Spatial annotation records:
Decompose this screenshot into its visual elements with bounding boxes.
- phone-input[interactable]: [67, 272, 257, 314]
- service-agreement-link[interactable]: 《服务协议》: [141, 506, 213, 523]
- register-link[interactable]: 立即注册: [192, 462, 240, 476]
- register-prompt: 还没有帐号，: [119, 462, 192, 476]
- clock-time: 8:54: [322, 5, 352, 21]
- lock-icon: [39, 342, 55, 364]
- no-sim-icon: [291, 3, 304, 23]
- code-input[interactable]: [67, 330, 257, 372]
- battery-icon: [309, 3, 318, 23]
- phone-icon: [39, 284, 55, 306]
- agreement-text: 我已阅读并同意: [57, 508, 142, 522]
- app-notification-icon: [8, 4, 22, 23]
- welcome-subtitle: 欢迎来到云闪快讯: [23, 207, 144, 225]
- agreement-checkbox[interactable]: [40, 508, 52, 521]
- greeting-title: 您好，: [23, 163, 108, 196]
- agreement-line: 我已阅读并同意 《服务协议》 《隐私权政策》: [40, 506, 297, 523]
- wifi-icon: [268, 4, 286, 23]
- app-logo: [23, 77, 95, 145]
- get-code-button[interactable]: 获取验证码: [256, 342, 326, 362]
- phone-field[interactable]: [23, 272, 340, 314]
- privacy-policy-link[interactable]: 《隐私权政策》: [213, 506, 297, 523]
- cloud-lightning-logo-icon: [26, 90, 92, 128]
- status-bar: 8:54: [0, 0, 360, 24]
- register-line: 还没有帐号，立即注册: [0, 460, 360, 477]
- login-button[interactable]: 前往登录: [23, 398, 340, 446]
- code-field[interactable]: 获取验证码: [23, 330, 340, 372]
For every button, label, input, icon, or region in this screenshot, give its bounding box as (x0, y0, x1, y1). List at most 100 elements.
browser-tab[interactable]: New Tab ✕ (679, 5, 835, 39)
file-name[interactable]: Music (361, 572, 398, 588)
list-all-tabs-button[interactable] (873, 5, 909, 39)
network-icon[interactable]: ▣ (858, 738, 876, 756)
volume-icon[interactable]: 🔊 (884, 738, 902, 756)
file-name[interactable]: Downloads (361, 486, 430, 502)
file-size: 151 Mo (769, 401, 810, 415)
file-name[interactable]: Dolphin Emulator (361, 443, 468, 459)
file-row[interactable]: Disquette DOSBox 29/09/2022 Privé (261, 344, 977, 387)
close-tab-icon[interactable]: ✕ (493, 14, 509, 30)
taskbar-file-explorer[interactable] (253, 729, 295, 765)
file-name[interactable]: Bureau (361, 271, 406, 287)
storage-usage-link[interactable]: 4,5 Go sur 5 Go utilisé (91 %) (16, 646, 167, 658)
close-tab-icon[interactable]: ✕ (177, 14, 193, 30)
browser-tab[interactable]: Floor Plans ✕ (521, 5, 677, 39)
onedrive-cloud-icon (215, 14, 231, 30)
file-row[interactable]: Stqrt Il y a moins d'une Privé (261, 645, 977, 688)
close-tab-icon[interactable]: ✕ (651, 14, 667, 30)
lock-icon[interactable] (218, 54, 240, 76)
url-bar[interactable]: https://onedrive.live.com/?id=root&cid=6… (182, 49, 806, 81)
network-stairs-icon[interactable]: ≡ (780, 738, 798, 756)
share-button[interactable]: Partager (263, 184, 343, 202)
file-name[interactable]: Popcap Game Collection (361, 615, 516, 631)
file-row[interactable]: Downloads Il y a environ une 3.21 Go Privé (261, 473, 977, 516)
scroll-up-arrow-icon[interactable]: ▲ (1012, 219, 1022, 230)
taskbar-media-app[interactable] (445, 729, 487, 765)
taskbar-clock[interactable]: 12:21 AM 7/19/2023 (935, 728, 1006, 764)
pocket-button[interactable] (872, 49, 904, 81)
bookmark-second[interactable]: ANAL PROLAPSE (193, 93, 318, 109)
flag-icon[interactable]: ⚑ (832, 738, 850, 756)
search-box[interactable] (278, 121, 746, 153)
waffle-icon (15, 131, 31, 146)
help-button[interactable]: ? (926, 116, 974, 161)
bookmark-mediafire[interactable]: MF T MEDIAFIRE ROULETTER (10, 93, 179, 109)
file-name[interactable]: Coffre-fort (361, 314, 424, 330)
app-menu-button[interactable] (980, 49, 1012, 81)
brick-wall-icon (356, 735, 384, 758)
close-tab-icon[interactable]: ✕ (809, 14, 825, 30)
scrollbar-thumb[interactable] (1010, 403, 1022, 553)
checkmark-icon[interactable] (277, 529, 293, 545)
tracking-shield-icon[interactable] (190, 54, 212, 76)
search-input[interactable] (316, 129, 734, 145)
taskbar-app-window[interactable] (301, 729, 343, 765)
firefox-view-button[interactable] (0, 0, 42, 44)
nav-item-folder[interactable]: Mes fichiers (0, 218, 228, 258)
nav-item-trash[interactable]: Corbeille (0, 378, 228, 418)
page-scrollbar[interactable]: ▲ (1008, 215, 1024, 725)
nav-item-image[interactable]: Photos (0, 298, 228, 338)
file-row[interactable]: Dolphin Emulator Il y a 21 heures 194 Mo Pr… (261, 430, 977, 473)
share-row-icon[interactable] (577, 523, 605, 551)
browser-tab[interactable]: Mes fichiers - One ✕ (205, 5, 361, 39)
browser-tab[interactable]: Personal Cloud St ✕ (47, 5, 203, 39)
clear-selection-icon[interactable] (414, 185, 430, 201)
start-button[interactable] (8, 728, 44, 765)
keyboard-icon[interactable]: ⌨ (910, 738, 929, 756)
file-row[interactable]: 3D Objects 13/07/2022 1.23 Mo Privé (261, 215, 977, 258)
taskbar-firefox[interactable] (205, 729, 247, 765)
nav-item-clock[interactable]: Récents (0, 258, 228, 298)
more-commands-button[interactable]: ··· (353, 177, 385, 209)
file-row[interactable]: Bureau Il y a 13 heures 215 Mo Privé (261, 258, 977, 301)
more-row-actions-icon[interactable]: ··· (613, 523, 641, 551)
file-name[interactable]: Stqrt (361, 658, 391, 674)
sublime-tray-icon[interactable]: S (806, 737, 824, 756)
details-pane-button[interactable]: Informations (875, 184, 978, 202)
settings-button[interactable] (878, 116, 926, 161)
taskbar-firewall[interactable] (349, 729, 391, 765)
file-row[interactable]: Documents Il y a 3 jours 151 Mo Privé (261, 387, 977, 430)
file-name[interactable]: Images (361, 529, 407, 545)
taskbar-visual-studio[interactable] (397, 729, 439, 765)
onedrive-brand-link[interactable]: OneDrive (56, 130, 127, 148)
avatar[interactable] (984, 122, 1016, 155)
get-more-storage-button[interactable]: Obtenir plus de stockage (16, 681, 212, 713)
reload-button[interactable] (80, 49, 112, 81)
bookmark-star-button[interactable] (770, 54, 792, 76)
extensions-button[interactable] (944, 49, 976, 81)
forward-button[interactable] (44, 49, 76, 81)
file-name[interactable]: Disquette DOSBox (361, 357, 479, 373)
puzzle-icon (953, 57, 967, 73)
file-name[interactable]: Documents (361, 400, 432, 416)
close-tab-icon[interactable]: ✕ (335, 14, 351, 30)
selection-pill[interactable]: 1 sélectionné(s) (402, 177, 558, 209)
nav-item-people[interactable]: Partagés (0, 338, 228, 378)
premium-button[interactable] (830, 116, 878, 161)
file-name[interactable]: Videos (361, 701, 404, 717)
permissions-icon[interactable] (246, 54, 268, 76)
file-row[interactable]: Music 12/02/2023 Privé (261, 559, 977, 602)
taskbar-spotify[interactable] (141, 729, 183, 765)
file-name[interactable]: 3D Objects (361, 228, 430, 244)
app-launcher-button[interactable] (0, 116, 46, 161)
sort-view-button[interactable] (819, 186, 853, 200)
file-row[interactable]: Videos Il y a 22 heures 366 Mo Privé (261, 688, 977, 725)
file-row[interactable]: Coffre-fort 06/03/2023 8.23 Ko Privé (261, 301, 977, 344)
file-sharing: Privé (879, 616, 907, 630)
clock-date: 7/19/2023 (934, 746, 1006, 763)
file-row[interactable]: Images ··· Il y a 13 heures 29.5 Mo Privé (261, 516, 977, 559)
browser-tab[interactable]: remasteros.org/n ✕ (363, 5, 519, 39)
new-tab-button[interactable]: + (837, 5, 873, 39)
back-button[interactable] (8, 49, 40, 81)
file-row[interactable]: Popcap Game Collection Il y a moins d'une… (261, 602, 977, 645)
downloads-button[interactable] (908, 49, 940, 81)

*Given request*
Print the lines above verbatim, starting with the first line of the records and ending with the line that contains "- app-logo: [23, 77, 95, 145]".

*Solution to this task*
Decompose this screenshot into its visual elements with bounding boxes.
- phone-input[interactable]: [67, 272, 257, 314]
- service-agreement-link[interactable]: 《服务协议》: [141, 506, 213, 523]
- register-link[interactable]: 立即注册: [192, 462, 240, 476]
- register-prompt: 还没有帐号，: [119, 462, 192, 476]
- clock-time: 8:54: [322, 5, 352, 21]
- lock-icon: [39, 342, 55, 364]
- no-sim-icon: [291, 3, 304, 23]
- code-input[interactable]: [67, 330, 257, 372]
- battery-icon: [309, 3, 318, 23]
- phone-icon: [39, 284, 55, 306]
- agreement-text: 我已阅读并同意: [57, 508, 142, 522]
- app-notification-icon: [8, 4, 22, 23]
- welcome-subtitle: 欢迎来到云闪快讯: [23, 207, 144, 225]
- agreement-checkbox[interactable]: [40, 508, 52, 521]
- greeting-title: 您好，: [23, 163, 108, 196]
- agreement-line: 我已阅读并同意 《服务协议》 《隐私权政策》: [40, 506, 297, 523]
- wifi-icon: [268, 4, 286, 23]
- app-logo: [23, 77, 95, 145]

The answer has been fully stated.